#### INFORMATION GIVEN:
**********
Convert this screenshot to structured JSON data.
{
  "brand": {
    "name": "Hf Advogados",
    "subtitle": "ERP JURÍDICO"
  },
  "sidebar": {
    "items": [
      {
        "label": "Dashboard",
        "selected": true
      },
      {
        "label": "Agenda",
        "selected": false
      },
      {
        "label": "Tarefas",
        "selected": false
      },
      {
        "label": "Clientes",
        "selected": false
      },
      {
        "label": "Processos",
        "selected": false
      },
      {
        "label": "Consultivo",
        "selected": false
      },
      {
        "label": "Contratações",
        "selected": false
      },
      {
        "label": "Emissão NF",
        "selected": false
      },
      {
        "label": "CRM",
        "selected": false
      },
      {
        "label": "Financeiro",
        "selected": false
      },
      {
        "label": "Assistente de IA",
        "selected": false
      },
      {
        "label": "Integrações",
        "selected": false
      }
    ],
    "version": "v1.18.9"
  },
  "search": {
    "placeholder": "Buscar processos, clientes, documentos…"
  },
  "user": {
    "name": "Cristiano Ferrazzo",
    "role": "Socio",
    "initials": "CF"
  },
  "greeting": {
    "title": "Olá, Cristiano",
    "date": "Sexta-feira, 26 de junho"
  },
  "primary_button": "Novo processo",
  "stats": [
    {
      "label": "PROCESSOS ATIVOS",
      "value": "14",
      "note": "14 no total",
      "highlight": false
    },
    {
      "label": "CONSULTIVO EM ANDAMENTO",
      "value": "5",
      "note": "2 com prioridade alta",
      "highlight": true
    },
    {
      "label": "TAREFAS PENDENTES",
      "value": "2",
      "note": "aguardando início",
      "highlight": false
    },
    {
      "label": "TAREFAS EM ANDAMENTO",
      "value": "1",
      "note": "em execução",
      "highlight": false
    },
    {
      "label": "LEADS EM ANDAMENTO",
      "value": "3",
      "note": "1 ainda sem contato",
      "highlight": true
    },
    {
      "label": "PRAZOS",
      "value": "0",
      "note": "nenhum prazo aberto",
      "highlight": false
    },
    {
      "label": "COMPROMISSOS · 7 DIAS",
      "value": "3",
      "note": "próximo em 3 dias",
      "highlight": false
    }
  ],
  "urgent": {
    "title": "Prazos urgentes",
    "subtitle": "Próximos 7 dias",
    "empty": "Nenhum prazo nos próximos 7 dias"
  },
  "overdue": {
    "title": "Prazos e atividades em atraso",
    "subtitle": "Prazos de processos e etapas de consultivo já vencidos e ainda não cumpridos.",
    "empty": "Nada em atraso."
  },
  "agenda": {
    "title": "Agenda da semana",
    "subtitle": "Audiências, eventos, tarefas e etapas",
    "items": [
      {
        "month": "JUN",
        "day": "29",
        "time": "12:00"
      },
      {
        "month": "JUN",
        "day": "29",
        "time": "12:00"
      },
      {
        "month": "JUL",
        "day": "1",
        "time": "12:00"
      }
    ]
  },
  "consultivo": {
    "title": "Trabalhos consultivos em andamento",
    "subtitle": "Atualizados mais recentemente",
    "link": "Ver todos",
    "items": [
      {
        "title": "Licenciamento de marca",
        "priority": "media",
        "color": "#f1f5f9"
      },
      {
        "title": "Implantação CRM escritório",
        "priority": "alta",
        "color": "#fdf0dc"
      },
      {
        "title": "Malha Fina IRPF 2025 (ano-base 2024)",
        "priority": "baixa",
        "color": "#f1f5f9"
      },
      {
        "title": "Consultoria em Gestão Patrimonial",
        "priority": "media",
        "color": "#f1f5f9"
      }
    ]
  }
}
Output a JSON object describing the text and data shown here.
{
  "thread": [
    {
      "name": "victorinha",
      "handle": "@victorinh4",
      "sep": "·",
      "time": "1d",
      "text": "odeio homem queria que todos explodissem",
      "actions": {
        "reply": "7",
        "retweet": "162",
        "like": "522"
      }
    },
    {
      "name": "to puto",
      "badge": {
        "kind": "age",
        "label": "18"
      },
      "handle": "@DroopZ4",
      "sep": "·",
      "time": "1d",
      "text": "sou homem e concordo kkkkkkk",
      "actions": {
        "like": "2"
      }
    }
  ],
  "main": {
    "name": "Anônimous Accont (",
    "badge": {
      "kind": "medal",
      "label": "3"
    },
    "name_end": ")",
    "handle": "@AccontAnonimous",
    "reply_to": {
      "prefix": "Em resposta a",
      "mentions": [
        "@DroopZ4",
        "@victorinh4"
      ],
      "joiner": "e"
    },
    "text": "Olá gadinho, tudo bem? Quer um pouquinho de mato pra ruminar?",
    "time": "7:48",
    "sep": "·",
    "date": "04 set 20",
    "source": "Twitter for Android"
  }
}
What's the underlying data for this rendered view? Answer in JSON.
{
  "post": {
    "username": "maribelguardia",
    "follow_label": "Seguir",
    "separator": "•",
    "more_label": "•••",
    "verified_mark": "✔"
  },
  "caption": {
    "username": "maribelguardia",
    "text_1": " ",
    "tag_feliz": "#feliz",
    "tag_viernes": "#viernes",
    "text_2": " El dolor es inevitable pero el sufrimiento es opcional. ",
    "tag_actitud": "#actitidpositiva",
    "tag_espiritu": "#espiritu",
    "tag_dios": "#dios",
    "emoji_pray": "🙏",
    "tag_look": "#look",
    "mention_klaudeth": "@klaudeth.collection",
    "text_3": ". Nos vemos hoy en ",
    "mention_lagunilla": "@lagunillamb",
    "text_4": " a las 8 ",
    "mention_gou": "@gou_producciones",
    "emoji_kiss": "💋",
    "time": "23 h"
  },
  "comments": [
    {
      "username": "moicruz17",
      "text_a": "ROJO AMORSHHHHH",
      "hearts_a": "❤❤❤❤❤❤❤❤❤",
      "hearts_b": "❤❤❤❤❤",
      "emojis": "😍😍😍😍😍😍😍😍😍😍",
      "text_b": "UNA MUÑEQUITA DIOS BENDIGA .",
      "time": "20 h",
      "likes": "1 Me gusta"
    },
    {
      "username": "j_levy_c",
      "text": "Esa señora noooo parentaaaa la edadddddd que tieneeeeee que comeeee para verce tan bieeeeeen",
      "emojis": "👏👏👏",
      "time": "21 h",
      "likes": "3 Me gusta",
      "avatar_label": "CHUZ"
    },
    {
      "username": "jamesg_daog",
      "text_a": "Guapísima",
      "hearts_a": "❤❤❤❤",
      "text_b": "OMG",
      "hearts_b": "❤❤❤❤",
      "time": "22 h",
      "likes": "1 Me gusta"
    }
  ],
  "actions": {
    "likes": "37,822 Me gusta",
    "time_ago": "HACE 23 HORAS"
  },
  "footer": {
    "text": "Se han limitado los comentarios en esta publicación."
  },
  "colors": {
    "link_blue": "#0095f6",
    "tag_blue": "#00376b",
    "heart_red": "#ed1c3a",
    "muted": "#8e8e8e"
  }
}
**********
#### INSTRUCTIONS FOR THE TASK:
Restate the listing in full, word for word.

#### RIGHT ANSWER:
Convert this screenshot to structured JSON data.
{
  "brand": {
    "name": "Hf Advogados",
    "subtitle": "ERP JURÍDICO"
  },
  "sidebar": {
    "items": [
      {
        "label": "Dashboard",
        "selected": true
      },
      {
        "label": "Agenda",
        "selected": false
      },
      {
        "label": "Tarefas",
        "selected": false
      },
      {
        "label": "Clientes",
        "selected": false
      },
      {
        "label": "Processos",
        "selected": false
      },
      {
        "label": "Consultivo",
        "selected": false
      },
      {
        "label": "Contratações",
        "selected": false
      },
      {
        "label": "Emissão NF",
        "selected": false
      },
      {
        "label": "CRM",
        "selected": false
      },
      {
        "label": "Financeiro",
        "selected": false
      },
      {
        "label": "Assistente de IA",
        "selected": false
      },
      {
        "label": "Integrações",
        "selected": false
      }
    ],
    "version": "v1.18.9"
  },
  "search": {
    "placeholder": "Buscar processos, clientes, documentos…"
  },
  "user": {
    "name": "Cristiano Ferrazzo",
    "role": "Socio",
    "initials": "CF"
  },
  "greeting": {
    "title": "Olá, Cristiano",
    "date": "Sexta-feira, 26 de junho"
  },
  "primary_button": "Novo processo",
  "stats": [
    {
      "label": "PROCESSOS ATIVOS",
      "value": "14",
      "note": "14 no total",
      "highlight": false
    },
    {
      "label": "CONSULTIVO EM ANDAMENTO",
      "value": "5",
      "note": "2 com prioridade alta",
      "highlight": true
    },
    {
      "label": "TAREFAS PENDENTES",
      "value": "2",
      "note": "aguardando início",
      "highlight": false
    },
    {
      "label": "TAREFAS EM ANDAMENTO",
      "value": "1",
      "note": "em execução",
      "highlight": false
    },
    {
      "label": "LEADS EM ANDAMENTO",
      "value": "3",
      "note": "1 ainda sem contato",
      "highlight": true
    },
    {
      "label": "PRAZOS",
      "value": "0",
      "note": "nenhum prazo aberto",
      "highlight": false
    },
    {
      "label": "COMPROMISSOS · 7 DIAS",
      "value": "3",
      "note": "próximo em 3 dias",
      "highlight": false
    }
  ],
  "urgent": {
    "title": "Prazos urgentes",
    "subtitle": "Próximos 7 dias",
    "empty": "Nenhum prazo nos próximos 7 dias"
  },
  "overdue": {
    "title": "Prazos e atividades em atraso",
    "subtitle": "Prazos de processos e etapas de consultivo já vencidos e ainda não cumpridos.",
    "empty": "Nada em atraso."
  },
  "agenda": {
    "title": "Agenda da semana",
    "subtitle": "Audiências, eventos, tarefas e etapas",
    "items": [
      {
        "month": "JUN",
        "day": "29",
        "time": "12:00"
      },
      {
        "month": "JUN",
        "day": "29",
        "time": "12:00"
      },
      {
        "month": "JUL",
        "day": "1",
        "time": "12:00"
      }
    ]
  },
  "consultivo": {
    "title": "Trabalhos consultivos em andamento",
    "subtitle": "Atualizados mais recentemente",
    "link": "Ver todos",
    "items": [
      {
        "title": "Licenciamento de marca",
        "priority": "media",
        "color": "#f1f5f9"
      },
      {
        "title": "Implantação CRM escritório",
        "priority": "alta",
        "color": "#fdf0dc"
      },
      {
        "title": "Malha Fina IRPF 2025 (ano-base 2024)",
        "priority": "baixa",
        "color": "#f1f5f9"
      },
      {
        "title": "Consultoria em Gestão Patrimonial",
        "priority": "media",
        "color": "#f1f5f9"
      }
    ]
  }
}
Output a JSON object describing the text and data shown here.
{
  "thread": [
    {
      "name": "victorinha",
      "handle": "@victorinh4",
      "sep": "·",
      "time": "1d",
      "text": "odeio homem queria que todos explodissem",
      "actions": {
        "reply": "7",
        "retweet": "162",
        "like": "522"
      }
    },
    {
      "name": "to puto",
      "badge": {
        "kind": "age",
        "label": "18"
      },
      "handle": "@DroopZ4",
      "sep": "·",
      "time": "1d",
      "text": "sou homem e concordo kkkkkkk",
      "actions": {
        "like": "2"
      }
    }
  ],
  "main": {
    "name": "Anônimous Accont (",
    "badge": {
      "kind": "medal",
      "label": "3"
    },
    "name_end": ")",
    "handle": "@AccontAnonimous",
    "reply_to": {
      "prefix": "Em resposta a",
      "mentions": [
        "@DroopZ4",
        "@victorinh4"
      ],
      "joiner": "e"
    },
    "text": "Olá gadinho, tudo bem? Quer um pouquinho de mato pra ruminar?",
    "time": "7:48",
    "sep": "·",
    "date": "04 set 20",
    "source": "Twitter for Android"
  }
}
What's the underlying data for this rendered view? Answer in JSON.
{
  "post": {
    "username": "maribelguardia",
    "follow_label": "Seguir",
    "separator": "•",
    "more_label": "•••",
    "verified_mark": "✔"
  },
  "caption": {
    "username": "maribelguardia",
    "text_1": " ",
    "tag_feliz": "#feliz",
    "tag_viernes": "#viernes",
    "text_2": " El dolor es inevitable pero el sufrimiento es opcional. ",
    "tag_actitud": "#actitidpositiva",
    "tag_espiritu": "#espiritu",
    "tag_dios": "#dios",
    "emoji_pray": "🙏",
    "tag_look": "#look",
    "mention_klaudeth": "@klaudeth.collection",
    "text_3": ". Nos vemos hoy en ",
    "mention_lagunilla": "@lagunillamb",
    "text_4": " a las 8 ",
    "mention_gou": "@gou_producciones",
    "emoji_kiss": "💋",
    "time": "23 h"
  },
  "comments": [
    {
      "username": "moicruz17",
      "text_a": "ROJO AMORSHHHHH",
      "hearts_a": "❤❤❤❤❤❤❤❤❤",
      "hearts_b": "❤❤❤❤❤",
      "emojis": "😍😍😍😍😍😍😍😍😍😍",
      "text_b": "UNA MUÑEQUITA DIOS BENDIGA .",
      "time": "20 h",
      "likes": "1 Me gusta"
    },
    {
      "username": "j_levy_c",
      "text": "Esa señora noooo parentaaaa la edadddddd que tieneeeeee que comeeee para verce tan bieeeeeen",
      "emojis": "👏👏👏",
      "time": "21 h",
      "likes": "3 Me gusta",
      "avatar_label": "CHUZ"
    },
    {
      "username": "jamesg_daog",
      "text_a": "Guapísima",
      "hearts_a": "❤❤❤❤",
      "text_b": "OMG",
      "hearts_b": "❤❤❤❤",
      "time": "22 h",
      "likes": "1 Me gusta"
    }
  ],
  "actions": {
    "likes": "37,822 Me gusta",
    "time_ago": "HACE 23 HORAS"
  },
  "footer": {
    "text": "Se han limitado los comentarios en esta publicación."
  },
  "colors": {
    "link_blue": "#0095f6",
    "tag_blue": "#00376b",
    "heart_red": "#ed1c3a",
    "muted": "#8e8e8e"
  }
}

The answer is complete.